> **TESTO FORNITO**
-*-*-
Courmayeur si prepara al turismo estivo, ma qualcuno ha già deciso di non riaprire: “Non ci sono prospettive”
Che non sarà una stagione estiva semplice è opinione diffusa anche ai piedi del Monte Bianco. Le incognite sugli arrivi dall’estero, le tante contraddizioni dei protocolli di sicurezza e ancora la cancellazione dei trail, appuntamenti clou per l’estate della Valdigne.
Nonostante tutto, c’è però voglia di ripartire e come conferma Alessio Berthod, referente Adava per il territorio di Courmayeur, “praticamente quasi tutti apriremo fra metà giugno e i primi di luglio”.
La speranza è rappresentata dal mercato italiano. “Qualcosa è ripartito, c’è soprattutto una forte richiesta per gli appartamenti” spiega Berthod. A spingere l’arrivo dei nostri connazionali in Valdigne sembra non essere però l’incentivo del Bonus vacanze. “Al momento non ho avuto richieste. Non so fino a che punto possa avere successo e non credo neppure sarà quella la soluzione per motivare la gente ad andare in vacanza. Piuttosto bisogna responsabilizzare le persone e andare ad eliminare alcuni limiti dei protocolli. Penso ad esempio al fatto che due coppie di amici sono libere di cenare insieme a casa propria, ma non al ristorante. Se mi chiedi un tavolo per dieci persone devi essere tu a sapere con chi vai a mangiare. Purtroppo ad oggi non è così e questo sta creando problemi sia di tipo gestionale che sociale”.
-*-*-
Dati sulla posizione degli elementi
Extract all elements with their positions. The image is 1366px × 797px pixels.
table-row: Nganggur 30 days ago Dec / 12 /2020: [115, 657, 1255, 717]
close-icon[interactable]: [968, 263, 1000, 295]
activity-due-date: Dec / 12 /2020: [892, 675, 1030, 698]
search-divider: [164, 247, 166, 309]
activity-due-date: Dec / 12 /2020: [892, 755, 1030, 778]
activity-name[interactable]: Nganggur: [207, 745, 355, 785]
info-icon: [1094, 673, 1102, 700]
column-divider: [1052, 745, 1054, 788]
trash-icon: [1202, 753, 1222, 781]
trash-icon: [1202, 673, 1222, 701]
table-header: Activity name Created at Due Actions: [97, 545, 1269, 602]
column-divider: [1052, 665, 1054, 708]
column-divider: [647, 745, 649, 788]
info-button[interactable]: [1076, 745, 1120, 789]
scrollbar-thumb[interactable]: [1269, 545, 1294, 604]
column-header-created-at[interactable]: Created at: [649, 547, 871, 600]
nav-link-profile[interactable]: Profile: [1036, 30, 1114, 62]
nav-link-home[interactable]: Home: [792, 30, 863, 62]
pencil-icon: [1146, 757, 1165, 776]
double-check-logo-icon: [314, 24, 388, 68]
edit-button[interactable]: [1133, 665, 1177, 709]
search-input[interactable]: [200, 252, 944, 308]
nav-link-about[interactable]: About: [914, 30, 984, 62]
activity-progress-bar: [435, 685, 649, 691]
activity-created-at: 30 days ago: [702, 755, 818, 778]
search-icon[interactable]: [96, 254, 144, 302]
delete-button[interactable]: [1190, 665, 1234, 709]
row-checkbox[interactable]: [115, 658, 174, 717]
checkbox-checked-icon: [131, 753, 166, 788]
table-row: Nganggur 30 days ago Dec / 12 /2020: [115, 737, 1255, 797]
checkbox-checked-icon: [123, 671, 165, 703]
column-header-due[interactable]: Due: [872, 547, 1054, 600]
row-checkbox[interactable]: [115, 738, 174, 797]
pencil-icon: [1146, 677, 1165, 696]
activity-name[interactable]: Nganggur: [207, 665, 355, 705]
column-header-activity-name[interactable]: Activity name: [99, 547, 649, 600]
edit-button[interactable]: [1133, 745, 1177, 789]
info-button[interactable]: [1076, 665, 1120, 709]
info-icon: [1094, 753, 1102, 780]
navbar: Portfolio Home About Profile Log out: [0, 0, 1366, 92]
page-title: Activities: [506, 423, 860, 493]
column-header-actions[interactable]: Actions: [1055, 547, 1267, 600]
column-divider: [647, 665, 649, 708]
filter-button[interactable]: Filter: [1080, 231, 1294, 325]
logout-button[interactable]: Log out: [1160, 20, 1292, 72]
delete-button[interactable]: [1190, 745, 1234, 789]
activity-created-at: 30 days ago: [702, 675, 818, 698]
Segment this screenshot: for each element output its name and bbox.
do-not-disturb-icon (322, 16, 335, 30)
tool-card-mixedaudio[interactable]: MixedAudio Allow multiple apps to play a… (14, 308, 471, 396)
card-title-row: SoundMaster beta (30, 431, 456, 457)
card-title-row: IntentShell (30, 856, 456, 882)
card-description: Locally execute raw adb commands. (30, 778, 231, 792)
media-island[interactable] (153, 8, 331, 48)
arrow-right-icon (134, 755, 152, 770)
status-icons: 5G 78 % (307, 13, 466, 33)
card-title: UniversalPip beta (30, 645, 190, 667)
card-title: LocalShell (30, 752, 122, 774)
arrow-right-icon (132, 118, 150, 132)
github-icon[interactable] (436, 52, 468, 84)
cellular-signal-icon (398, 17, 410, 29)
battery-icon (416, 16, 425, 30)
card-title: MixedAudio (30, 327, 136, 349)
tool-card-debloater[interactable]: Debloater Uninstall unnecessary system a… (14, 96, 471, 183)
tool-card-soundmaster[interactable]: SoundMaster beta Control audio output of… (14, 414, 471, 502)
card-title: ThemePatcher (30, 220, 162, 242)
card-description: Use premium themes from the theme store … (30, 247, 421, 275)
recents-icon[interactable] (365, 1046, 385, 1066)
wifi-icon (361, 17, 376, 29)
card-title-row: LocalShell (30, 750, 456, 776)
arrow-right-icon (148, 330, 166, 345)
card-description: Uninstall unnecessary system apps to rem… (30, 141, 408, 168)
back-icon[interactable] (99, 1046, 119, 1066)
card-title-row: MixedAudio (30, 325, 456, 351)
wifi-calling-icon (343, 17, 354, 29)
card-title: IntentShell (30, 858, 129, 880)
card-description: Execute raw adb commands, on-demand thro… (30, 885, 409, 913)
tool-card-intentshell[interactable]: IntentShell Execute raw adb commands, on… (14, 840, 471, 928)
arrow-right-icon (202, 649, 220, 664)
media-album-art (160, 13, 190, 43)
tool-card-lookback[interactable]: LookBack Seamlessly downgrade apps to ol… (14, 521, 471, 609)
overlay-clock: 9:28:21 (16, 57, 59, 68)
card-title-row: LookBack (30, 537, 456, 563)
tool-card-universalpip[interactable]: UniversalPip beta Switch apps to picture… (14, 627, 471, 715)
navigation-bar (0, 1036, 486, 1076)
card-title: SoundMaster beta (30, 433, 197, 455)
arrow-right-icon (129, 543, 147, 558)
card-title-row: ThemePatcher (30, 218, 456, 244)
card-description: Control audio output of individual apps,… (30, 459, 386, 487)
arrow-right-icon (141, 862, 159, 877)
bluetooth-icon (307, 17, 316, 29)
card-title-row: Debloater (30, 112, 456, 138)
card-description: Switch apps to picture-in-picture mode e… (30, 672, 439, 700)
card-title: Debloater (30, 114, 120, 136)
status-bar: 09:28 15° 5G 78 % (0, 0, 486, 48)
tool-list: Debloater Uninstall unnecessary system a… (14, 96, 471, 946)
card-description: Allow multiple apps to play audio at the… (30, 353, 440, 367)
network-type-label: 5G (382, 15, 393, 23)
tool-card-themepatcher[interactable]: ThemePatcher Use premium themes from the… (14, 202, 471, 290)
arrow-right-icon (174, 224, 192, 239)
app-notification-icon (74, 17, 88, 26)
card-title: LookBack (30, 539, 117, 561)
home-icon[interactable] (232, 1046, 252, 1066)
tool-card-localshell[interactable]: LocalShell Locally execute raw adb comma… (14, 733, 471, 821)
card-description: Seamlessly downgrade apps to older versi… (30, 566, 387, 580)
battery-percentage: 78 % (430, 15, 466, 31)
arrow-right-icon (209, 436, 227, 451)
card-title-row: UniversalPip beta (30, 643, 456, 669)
-*-*-
> **ATTIVITÀ DA SVOLGERE**
1. Rispondi alle seguenti domande sul testo su Courmayeur:
(a) Quale ruolo ricopre Alessio Berthod?
(b) In quale periodo apriranno quasi tutti, secondo Berthod?
(c) Per che cosa c'è soprattutto una forte richiesta?
2. Riscrivi il passo del testo su Courmayeur da "Courmayeur si prepara" fino a "l’estate della Valdigne." compreso, sostituendo "Monte Bianco" con "Cervino".

> **RISPOSTE ALLE ATTIVITÀ**
1.
(a) È referente Adava per il territorio di Courmayeur.
(b) Fra metà giugno e i primi di luglio.
(c) Per gli appartamenti.

2.
Courmayeur si prepara al turismo estivo, ma qualcuno ha già deciso di non riaprire: “Non ci sono prospettive”
Che non sarà una stagione estiva semplice è opinione diffusa anche ai piedi del Cervino. Le incognite sugli arrivi dall’estero, le tante contraddizioni dei protocolli di sicurezza e ancora la cancellazione dei trail, appuntamenti clou per l’estate della Valdigne.